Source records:
====================

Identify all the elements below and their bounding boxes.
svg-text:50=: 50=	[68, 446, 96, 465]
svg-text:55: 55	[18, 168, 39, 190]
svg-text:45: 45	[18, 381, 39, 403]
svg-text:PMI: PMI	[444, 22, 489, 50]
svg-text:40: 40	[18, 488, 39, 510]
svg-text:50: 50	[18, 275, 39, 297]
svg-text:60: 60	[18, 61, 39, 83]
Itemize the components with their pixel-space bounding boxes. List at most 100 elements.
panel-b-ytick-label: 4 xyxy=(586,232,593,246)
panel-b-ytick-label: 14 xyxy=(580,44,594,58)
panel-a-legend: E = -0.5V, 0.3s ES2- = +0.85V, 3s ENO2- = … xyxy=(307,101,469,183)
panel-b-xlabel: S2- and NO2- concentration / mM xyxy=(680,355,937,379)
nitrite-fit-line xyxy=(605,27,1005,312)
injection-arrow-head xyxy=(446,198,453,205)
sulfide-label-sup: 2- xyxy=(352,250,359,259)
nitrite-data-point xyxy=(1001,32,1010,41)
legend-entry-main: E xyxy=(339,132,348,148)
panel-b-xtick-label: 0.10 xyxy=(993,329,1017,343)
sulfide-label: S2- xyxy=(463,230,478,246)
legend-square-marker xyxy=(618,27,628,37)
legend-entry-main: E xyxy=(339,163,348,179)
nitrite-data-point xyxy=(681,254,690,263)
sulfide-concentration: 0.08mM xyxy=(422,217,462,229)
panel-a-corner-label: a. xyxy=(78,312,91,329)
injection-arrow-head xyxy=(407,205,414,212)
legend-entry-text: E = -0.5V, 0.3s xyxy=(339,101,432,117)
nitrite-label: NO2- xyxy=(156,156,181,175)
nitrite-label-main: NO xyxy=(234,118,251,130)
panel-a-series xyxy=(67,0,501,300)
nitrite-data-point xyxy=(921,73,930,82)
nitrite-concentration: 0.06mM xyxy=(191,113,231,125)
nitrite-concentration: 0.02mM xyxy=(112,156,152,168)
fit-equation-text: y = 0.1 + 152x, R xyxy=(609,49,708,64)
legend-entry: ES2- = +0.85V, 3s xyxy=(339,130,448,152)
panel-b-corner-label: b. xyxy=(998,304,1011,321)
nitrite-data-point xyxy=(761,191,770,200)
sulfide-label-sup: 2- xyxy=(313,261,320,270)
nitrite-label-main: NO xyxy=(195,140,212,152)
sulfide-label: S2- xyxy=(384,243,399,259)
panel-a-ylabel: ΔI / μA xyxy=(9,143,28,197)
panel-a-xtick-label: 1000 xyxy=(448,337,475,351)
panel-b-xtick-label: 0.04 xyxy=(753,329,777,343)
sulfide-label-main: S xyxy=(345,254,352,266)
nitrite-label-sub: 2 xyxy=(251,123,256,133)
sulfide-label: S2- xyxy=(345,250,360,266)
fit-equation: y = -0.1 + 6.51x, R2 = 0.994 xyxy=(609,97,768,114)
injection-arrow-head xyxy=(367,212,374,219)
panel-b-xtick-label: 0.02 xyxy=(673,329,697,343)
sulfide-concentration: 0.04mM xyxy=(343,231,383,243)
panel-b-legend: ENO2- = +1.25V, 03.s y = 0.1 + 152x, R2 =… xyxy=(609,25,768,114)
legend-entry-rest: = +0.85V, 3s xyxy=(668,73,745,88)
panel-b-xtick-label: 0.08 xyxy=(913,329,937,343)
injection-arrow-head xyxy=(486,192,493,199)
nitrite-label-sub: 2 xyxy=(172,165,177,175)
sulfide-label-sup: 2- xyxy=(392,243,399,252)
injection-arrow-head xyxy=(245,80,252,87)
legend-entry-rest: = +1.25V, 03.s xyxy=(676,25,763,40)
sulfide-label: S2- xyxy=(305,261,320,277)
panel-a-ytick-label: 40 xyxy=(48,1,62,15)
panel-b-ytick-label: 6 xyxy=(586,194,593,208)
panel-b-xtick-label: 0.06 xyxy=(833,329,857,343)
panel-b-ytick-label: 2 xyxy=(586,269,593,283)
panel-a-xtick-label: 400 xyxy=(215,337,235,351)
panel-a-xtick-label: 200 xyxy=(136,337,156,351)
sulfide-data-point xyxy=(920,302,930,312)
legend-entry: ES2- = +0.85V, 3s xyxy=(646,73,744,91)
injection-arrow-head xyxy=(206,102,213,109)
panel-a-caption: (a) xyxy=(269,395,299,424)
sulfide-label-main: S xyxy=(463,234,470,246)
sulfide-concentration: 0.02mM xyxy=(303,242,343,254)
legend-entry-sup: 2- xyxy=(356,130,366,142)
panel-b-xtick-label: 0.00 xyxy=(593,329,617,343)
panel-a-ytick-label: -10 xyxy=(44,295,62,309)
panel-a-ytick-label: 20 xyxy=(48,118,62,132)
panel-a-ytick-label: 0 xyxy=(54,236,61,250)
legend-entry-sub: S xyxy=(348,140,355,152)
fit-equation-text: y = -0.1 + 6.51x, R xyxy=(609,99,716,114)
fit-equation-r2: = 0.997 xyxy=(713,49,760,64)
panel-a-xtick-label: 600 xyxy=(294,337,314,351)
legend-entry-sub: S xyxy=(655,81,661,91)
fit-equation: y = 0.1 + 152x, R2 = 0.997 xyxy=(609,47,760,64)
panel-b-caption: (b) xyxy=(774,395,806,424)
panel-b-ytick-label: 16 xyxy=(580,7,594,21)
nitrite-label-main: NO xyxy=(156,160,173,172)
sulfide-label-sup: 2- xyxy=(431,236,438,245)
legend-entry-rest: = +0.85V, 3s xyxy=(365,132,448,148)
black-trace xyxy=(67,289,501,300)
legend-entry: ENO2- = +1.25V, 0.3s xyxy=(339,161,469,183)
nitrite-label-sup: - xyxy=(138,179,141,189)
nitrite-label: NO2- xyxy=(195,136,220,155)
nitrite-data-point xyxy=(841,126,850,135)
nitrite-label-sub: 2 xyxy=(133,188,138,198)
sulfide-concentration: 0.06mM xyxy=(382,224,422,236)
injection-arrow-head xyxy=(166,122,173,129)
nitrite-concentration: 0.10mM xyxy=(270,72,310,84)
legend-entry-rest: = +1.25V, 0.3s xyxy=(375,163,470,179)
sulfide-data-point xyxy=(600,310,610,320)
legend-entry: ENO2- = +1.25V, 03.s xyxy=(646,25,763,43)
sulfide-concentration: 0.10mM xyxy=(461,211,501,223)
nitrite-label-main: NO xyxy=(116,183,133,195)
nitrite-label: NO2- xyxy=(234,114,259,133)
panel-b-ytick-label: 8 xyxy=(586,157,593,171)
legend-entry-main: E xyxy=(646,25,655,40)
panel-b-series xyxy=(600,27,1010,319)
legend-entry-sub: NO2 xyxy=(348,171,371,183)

====================

Reproduce every line of the source records above word for word, from the first line to the last.

__WRITTEN SOLUTION__
Identify all the elements below and their bounding boxes.
svg-text:50=: 50=	[68, 446, 96, 465]
svg-text:55: 55	[18, 168, 39, 190]
svg-text:45: 45	[18, 381, 39, 403]
svg-text:PMI: PMI	[444, 22, 489, 50]
svg-text:40: 40	[18, 488, 39, 510]
svg-text:50: 50	[18, 275, 39, 297]
svg-text:60: 60	[18, 61, 39, 83]
Itemize the components with their pixel-space bounding boxes. List at most 100 elements.
panel-b-ytick-label: 4 xyxy=(586,232,593,246)
panel-b-ytick-label: 14 xyxy=(580,44,594,58)
panel-a-legend: E = -0.5V, 0.3s ES2- = +0.85V, 3s ENO2- = … xyxy=(307,101,469,183)
panel-b-xlabel: S2- and NO2- concentration / mM xyxy=(680,355,937,379)
nitrite-fit-line xyxy=(605,27,1005,312)
injection-arrow-head xyxy=(446,198,453,205)
sulfide-label-sup: 2- xyxy=(352,250,359,259)
nitrite-data-point xyxy=(1001,32,1010,41)
legend-entry-main: E xyxy=(339,132,348,148)
panel-b-xtick-label: 0.10 xyxy=(993,329,1017,343)
sulfide-label: S2- xyxy=(463,230,478,246)
legend-square-marker xyxy=(618,27,628,37)
legend-entry-main: E xyxy=(339,163,348,179)
nitrite-data-point xyxy=(681,254,690,263)
sulfide-concentration: 0.08mM xyxy=(422,217,462,229)
panel-a-corner-label: a. xyxy=(78,312,91,329)
injection-arrow-head xyxy=(407,205,414,212)
legend-entry-text: E = -0.5V, 0.3s xyxy=(339,101,432,117)
nitrite-label: NO2- xyxy=(156,156,181,175)
nitrite-label-main: NO xyxy=(234,118,251,130)
panel-a-series xyxy=(67,0,501,300)
nitrite-data-point xyxy=(921,73,930,82)
nitrite-concentration: 0.06mM xyxy=(191,113,231,125)
nitrite-concentration: 0.02mM xyxy=(112,156,152,168)
fit-equation-text: y = 0.1 + 152x, R xyxy=(609,49,708,64)
legend-entry: ES2- = +0.85V, 3s xyxy=(339,130,448,152)
panel-b-corner-label: b. xyxy=(998,304,1011,321)
nitrite-data-point xyxy=(761,191,770,200)
sulfide-label-sup: 2- xyxy=(313,261,320,270)
nitrite-label-main: NO xyxy=(195,140,212,152)
sulfide-label: S2- xyxy=(384,243,399,259)
panel-a-ylabel: ΔI / μA xyxy=(9,143,28,197)
panel-a-xtick-label: 1000 xyxy=(448,337,475,351)
panel-b-xtick-label: 0.04 xyxy=(753,329,777,343)
sulfide-label-main: S xyxy=(345,254,352,266)
nitrite-label-sub: 2 xyxy=(251,123,256,133)
sulfide-label: S2- xyxy=(345,250,360,266)
fit-equation: y = -0.1 + 6.51x, R2 = 0.994 xyxy=(609,97,768,114)
injection-arrow-head xyxy=(367,212,374,219)
panel-b-xtick-label: 0.02 xyxy=(673,329,697,343)
sulfide-concentration: 0.04mM xyxy=(343,231,383,243)
panel-b-legend: ENO2- = +1.25V, 03.s y = 0.1 + 152x, R2 =… xyxy=(609,25,768,114)
legend-entry-rest: = +0.85V, 3s xyxy=(668,73,745,88)
panel-b-xtick-label: 0.08 xyxy=(913,329,937,343)
injection-arrow-head xyxy=(486,192,493,199)
nitrite-label-sub: 2 xyxy=(172,165,177,175)
sulfide-label-sup: 2- xyxy=(392,243,399,252)
injection-arrow-head xyxy=(245,80,252,87)
legend-entry-rest: = +1.25V, 03.s xyxy=(676,25,763,40)
sulfide-label: S2- xyxy=(305,261,320,277)
panel-a-ytick-label: 40 xyxy=(48,1,62,15)
panel-b-ytick-label: 6 xyxy=(586,194,593,208)
panel-b-xtick-label: 0.06 xyxy=(833,329,857,343)
panel-b-ytick-label: 2 xyxy=(586,269,593,283)
panel-a-xtick-label: 400 xyxy=(215,337,235,351)
panel-a-xtick-label: 200 xyxy=(136,337,156,351)
sulfide-data-point xyxy=(920,302,930,312)
legend-entry: ES2- = +0.85V, 3s xyxy=(646,73,744,91)
injection-arrow-head xyxy=(206,102,213,109)
panel-a-caption: (a) xyxy=(269,395,299,424)
sulfide-label-main: S xyxy=(463,234,470,246)
sulfide-concentration: 0.02mM xyxy=(303,242,343,254)
legend-entry-sup: 2- xyxy=(356,130,366,142)
panel-b-xtick-label: 0.00 xyxy=(593,329,617,343)
panel-a-ytick-label: -10 xyxy=(44,295,62,309)
panel-a-ytick-label: 20 xyxy=(48,118,62,132)
panel-a-ytick-label: 0 xyxy=(54,236,61,250)
legend-entry-sub: S xyxy=(348,140,355,152)
fit-equation-text: y = -0.1 + 6.51x, R xyxy=(609,99,716,114)
fit-equation-r2: = 0.997 xyxy=(713,49,760,64)
panel-a-xtick-label: 600 xyxy=(294,337,314,351)
legend-entry-sub: S xyxy=(655,81,661,91)
fit-equation: y = 0.1 + 152x, R2 = 0.997 xyxy=(609,47,760,64)
panel-b-caption: (b) xyxy=(774,395,806,424)
panel-b-ytick-label: 16 xyxy=(580,7,594,21)
nitrite-label-main: NO xyxy=(156,160,173,172)
sulfide-label-sup: 2- xyxy=(431,236,438,245)
legend-entry-rest: = +0.85V, 3s xyxy=(365,132,448,148)
black-trace xyxy=(67,289,501,300)
legend-entry: ENO2- = +1.25V, 0.3s xyxy=(339,161,469,183)
nitrite-label-sup: - xyxy=(138,179,141,189)
nitrite-label: NO2- xyxy=(195,136,220,155)
nitrite-data-point xyxy=(841,126,850,135)
nitrite-label-sub: 2 xyxy=(133,188,138,198)
sulfide-concentration: 0.06mM xyxy=(382,224,422,236)
injection-arrow-head xyxy=(166,122,173,129)
nitrite-concentration: 0.10mM xyxy=(270,72,310,84)
legend-entry-rest: = +1.25V, 0.3s xyxy=(375,163,470,179)
sulfide-data-point xyxy=(600,310,610,320)
legend-entry: ENO2- = +1.25V, 03.s xyxy=(646,25,763,43)
sulfide-concentration: 0.10mM xyxy=(461,211,501,223)
nitrite-label-main: NO xyxy=(116,183,133,195)
nitrite-label: NO2- xyxy=(234,114,259,133)
panel-b-ytick-label: 8 xyxy=(586,157,593,171)
legend-entry-main: E xyxy=(646,25,655,40)
panel-b-series xyxy=(600,27,1010,319)
legend-entry-sub: NO2 xyxy=(348,171,371,183)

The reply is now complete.